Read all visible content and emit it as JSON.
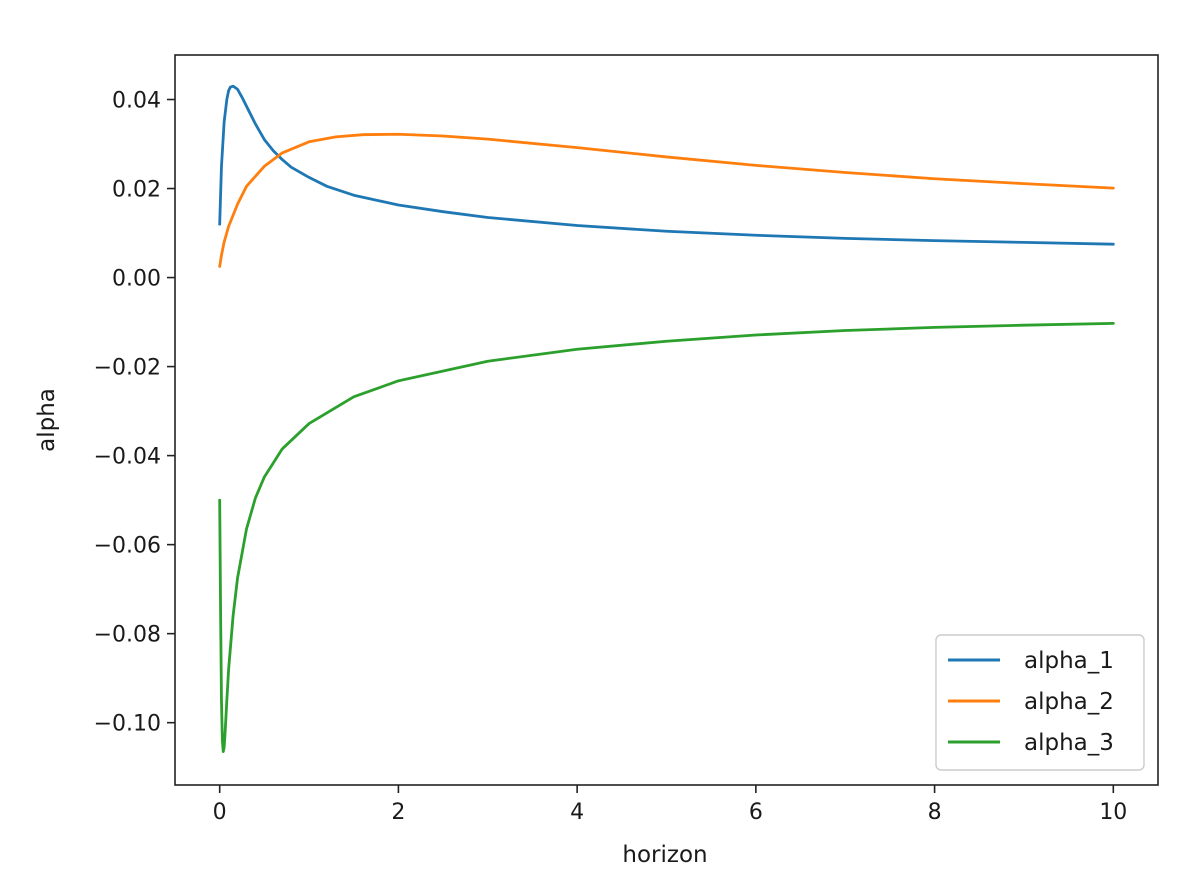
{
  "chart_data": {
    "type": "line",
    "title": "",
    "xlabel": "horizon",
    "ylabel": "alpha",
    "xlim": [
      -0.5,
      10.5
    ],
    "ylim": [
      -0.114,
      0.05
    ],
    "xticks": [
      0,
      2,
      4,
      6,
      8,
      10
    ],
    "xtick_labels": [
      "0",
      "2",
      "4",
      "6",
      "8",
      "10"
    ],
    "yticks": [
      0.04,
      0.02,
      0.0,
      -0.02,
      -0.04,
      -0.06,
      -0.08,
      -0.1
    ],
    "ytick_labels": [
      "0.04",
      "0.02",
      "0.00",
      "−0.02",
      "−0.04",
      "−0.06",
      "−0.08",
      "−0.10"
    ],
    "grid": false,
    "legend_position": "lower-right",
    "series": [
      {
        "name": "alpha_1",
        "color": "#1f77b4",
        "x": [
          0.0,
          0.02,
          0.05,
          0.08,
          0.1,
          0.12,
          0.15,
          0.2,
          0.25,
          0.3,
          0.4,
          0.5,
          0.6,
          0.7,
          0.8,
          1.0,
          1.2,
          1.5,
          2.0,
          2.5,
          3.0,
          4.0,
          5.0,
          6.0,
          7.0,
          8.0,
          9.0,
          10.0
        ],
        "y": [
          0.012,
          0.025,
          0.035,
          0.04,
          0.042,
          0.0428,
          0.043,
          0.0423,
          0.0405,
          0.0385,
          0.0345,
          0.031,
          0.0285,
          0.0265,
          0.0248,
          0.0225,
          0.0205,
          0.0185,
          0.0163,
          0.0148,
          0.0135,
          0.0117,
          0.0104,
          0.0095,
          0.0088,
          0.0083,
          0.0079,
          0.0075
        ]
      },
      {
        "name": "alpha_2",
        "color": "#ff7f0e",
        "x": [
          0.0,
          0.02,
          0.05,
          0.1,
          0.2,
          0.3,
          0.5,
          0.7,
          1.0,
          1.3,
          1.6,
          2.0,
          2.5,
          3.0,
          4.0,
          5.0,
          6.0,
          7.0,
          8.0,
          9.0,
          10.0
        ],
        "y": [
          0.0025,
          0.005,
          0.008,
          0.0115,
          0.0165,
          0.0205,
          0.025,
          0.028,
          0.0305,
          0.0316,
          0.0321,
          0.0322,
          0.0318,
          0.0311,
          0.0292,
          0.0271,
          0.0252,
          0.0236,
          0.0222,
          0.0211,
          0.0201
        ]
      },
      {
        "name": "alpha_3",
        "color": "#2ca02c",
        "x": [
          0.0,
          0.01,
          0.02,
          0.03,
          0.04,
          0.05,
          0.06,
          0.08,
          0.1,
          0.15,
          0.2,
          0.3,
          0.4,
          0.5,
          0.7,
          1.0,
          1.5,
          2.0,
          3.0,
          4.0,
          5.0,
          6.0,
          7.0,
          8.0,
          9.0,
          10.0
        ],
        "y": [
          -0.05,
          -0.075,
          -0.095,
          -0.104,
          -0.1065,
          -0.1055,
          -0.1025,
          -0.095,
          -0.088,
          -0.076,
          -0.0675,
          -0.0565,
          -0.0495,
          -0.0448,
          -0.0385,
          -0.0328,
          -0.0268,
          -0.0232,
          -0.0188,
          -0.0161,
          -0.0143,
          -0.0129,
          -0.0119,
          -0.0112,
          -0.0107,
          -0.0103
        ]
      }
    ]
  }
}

- - -

__EXERCISE BRIEF__
Look through the entries above; copy every line holding the string "name".

__SOLUTION TO THIS TASK__
        "name": "alpha_1",
        "name": "alpha_2",
        "name": "alpha_3",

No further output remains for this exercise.